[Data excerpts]
%%
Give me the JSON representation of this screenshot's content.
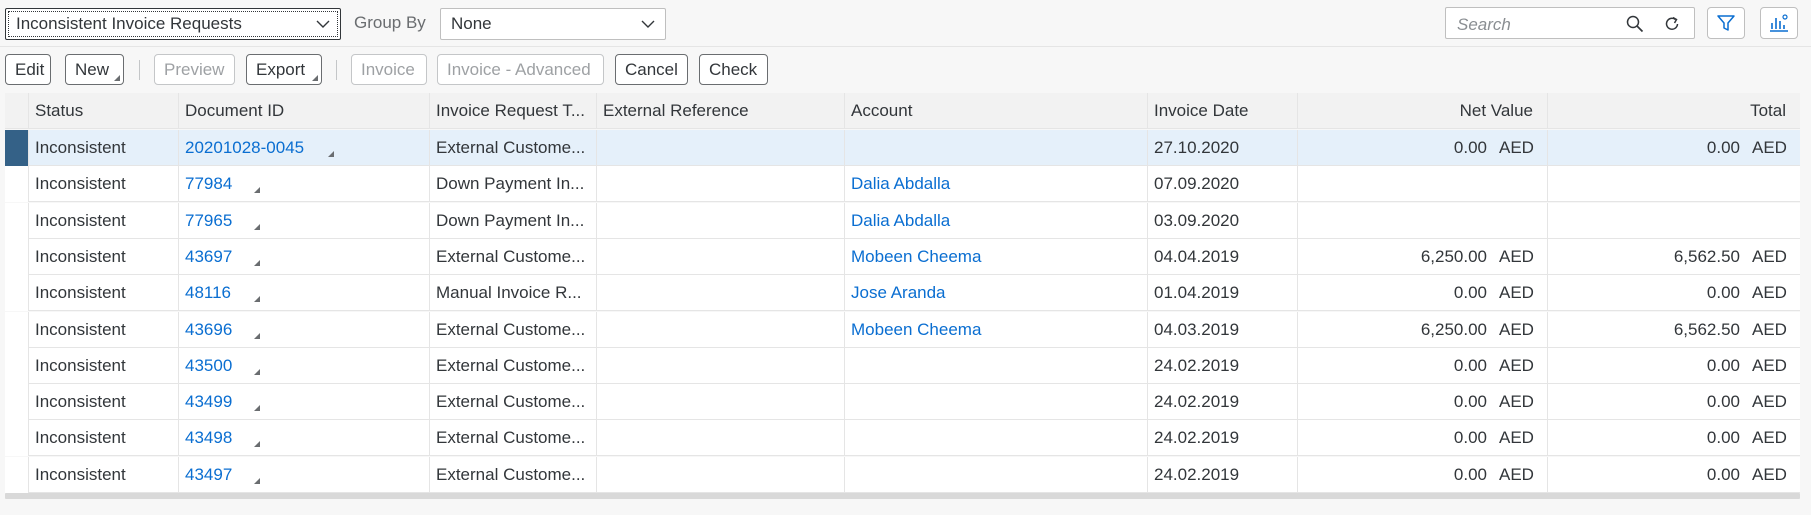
{
  "header": {
    "view_select": "Inconsistent Invoice Requests",
    "group_by_label": "Group By",
    "group_by_value": "None",
    "search_placeholder": "Search"
  },
  "toolbar": {
    "edit": "Edit",
    "new": "New",
    "preview": "Preview",
    "export": "Export",
    "invoice": "Invoice",
    "invoice_advanced": "Invoice - Advanced",
    "cancel": "Cancel",
    "check": "Check"
  },
  "table": {
    "columns": {
      "status": "Status",
      "document_id": "Document ID",
      "invoice_request_type": "Invoice Request T...",
      "external_reference": "External Reference",
      "account": "Account",
      "invoice_date": "Invoice Date",
      "net_value": "Net Value",
      "total": "Total"
    },
    "rows": [
      {
        "status": "Inconsistent",
        "document_id": "20201028-0045",
        "type": "External Custome...",
        "external_reference": "",
        "account": "",
        "invoice_date": "27.10.2020",
        "net_value": "0.00",
        "net_unit": "AED",
        "total": "0.00",
        "total_unit": "AED"
      },
      {
        "status": "Inconsistent",
        "document_id": "77984",
        "type": "Down Payment In...",
        "external_reference": "",
        "account": "Dalia Abdalla",
        "invoice_date": "07.09.2020",
        "net_value": "",
        "net_unit": "",
        "total": "",
        "total_unit": ""
      },
      {
        "status": "Inconsistent",
        "document_id": "77965",
        "type": "Down Payment In...",
        "external_reference": "",
        "account": "Dalia Abdalla",
        "invoice_date": "03.09.2020",
        "net_value": "",
        "net_unit": "",
        "total": "",
        "total_unit": ""
      },
      {
        "status": "Inconsistent",
        "document_id": "43697",
        "type": "External Custome...",
        "external_reference": "",
        "account": "Mobeen Cheema",
        "invoice_date": "04.04.2019",
        "net_value": "6,250.00",
        "net_unit": "AED",
        "total": "6,562.50",
        "total_unit": "AED"
      },
      {
        "status": "Inconsistent",
        "document_id": "48116",
        "type": "Manual Invoice R...",
        "external_reference": "",
        "account": "Jose Aranda",
        "invoice_date": "01.04.2019",
        "net_value": "0.00",
        "net_unit": "AED",
        "total": "0.00",
        "total_unit": "AED"
      },
      {
        "status": "Inconsistent",
        "document_id": "43696",
        "type": "External Custome...",
        "external_reference": "",
        "account": "Mobeen Cheema",
        "invoice_date": "04.03.2019",
        "net_value": "6,250.00",
        "net_unit": "AED",
        "total": "6,562.50",
        "total_unit": "AED"
      },
      {
        "status": "Inconsistent",
        "document_id": "43500",
        "type": "External Custome...",
        "external_reference": "",
        "account": "",
        "invoice_date": "24.02.2019",
        "net_value": "0.00",
        "net_unit": "AED",
        "total": "0.00",
        "total_unit": "AED"
      },
      {
        "status": "Inconsistent",
        "document_id": "43499",
        "type": "External Custome...",
        "external_reference": "",
        "account": "",
        "invoice_date": "24.02.2019",
        "net_value": "0.00",
        "net_unit": "AED",
        "total": "0.00",
        "total_unit": "AED"
      },
      {
        "status": "Inconsistent",
        "document_id": "43498",
        "type": "External Custome...",
        "external_reference": "",
        "account": "",
        "invoice_date": "24.02.2019",
        "net_value": "0.00",
        "net_unit": "AED",
        "total": "0.00",
        "total_unit": "AED"
      },
      {
        "status": "Inconsistent",
        "document_id": "43497",
        "type": "External Custome...",
        "external_reference": "",
        "account": "",
        "invoice_date": "24.02.2019",
        "net_value": "0.00",
        "net_unit": "AED",
        "total": "0.00",
        "total_unit": "AED"
      }
    ]
  },
  "colors": {
    "link": "#0a6ed1",
    "selected_row": "#e5f0fa",
    "selection_marker": "#346187",
    "border": "#e5e5e5"
  },
  "icons": [
    "chevron-down-icon",
    "search-icon",
    "refresh-icon",
    "filter-icon",
    "table-settings-icon",
    "menu-indicator-icon"
  ]
}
%%
**WORK INSTRUCTIONS**
An exact transcription of all the entries is required, without the pictures.

**RESULT**
Give me the JSON representation of this screenshot's content.
{
  "header": {
    "view_select": "Inconsistent Invoice Requests",
    "group_by_label": "Group By",
    "group_by_value": "None",
    "search_placeholder": "Search"
  },
  "toolbar": {
    "edit": "Edit",
    "new": "New",
    "preview": "Preview",
    "export": "Export",
    "invoice": "Invoice",
    "invoice_advanced": "Invoice - Advanced",
    "cancel": "Cancel",
    "check": "Check"
  },
  "table": {
    "columns": {
      "status": "Status",
      "document_id": "Document ID",
      "invoice_request_type": "Invoice Request T...",
      "external_reference": "External Reference",
      "account": "Account",
      "invoice_date": "Invoice Date",
      "net_value": "Net Value",
      "total": "Total"
    },
    "rows": [
      {
        "status": "Inconsistent",
        "document_id": "20201028-0045",
        "type": "External Custome...",
        "external_reference": "",
        "account": "",
        "invoice_date": "27.10.2020",
        "net_value": "0.00",
        "net_unit": "AED",
        "total": "0.00",
        "total_unit": "AED"
      },
      {
        "status": "Inconsistent",
        "document_id": "77984",
        "type": "Down Payment In...",
        "external_reference": "",
        "account": "Dalia Abdalla",
        "invoice_date": "07.09.2020",
        "net_value": "",
        "net_unit": "",
        "total": "",
        "total_unit": ""
      },
      {
        "status": "Inconsistent",
        "document_id": "77965",
        "type": "Down Payment In...",
        "external_reference": "",
        "account": "Dalia Abdalla",
        "invoice_date": "03.09.2020",
        "net_value": "",
        "net_unit": "",
        "total": "",
        "total_unit": ""
      },
      {
        "status": "Inconsistent",
        "document_id": "43697",
        "type": "External Custome...",
        "external_reference": "",
        "account": "Mobeen Cheema",
        "invoice_date": "04.04.2019",
        "net_value": "6,250.00",
        "net_unit": "AED",
        "total": "6,562.50",
        "total_unit": "AED"
      },
      {
        "status": "Inconsistent",
        "document_id": "48116",
        "type": "Manual Invoice R...",
        "external_reference": "",
        "account": "Jose Aranda",
        "invoice_date": "01.04.2019",
        "net_value": "0.00",
        "net_unit": "AED",
        "total": "0.00",
        "total_unit": "AED"
      },
      {
        "status": "Inconsistent",
        "document_id": "43696",
        "type": "External Custome...",
        "external_reference": "",
        "account": "Mobeen Cheema",
        "invoice_date": "04.03.2019",
        "net_value": "6,250.00",
        "net_unit": "AED",
        "total": "6,562.50",
        "total_unit": "AED"
      },
      {
        "status": "Inconsistent",
        "document_id": "43500",
        "type": "External Custome...",
        "external_reference": "",
        "account": "",
        "invoice_date": "24.02.2019",
        "net_value": "0.00",
        "net_unit": "AED",
        "total": "0.00",
        "total_unit": "AED"
      },
      {
        "status": "Inconsistent",
        "document_id": "43499",
        "type": "External Custome...",
        "external_reference": "",
        "account": "",
        "invoice_date": "24.02.2019",
        "net_value": "0.00",
        "net_unit": "AED",
        "total": "0.00",
        "total_unit": "AED"
      },
      {
        "status": "Inconsistent",
        "document_id": "43498",
        "type": "External Custome...",
        "external_reference": "",
        "account": "",
        "invoice_date": "24.02.2019",
        "net_value": "0.00",
        "net_unit": "AED",
        "total": "0.00",
        "total_unit": "AED"
      },
      {
        "status": "Inconsistent",
        "document_id": "43497",
        "type": "External Custome...",
        "external_reference": "",
        "account": "",
        "invoice_date": "24.02.2019",
        "net_value": "0.00",
        "net_unit": "AED",
        "total": "0.00",
        "total_unit": "AED"
      }
    ]
  },
  "colors": {
    "link": "#0a6ed1",
    "selected_row": "#e5f0fa",
    "selection_marker": "#346187",
    "border": "#e5e5e5"
  },
  "icons": [
    "chevron-down-icon",
    "search-icon",
    "refresh-icon",
    "filter-icon",
    "table-settings-icon",
    "menu-indicator-icon"
  ]
}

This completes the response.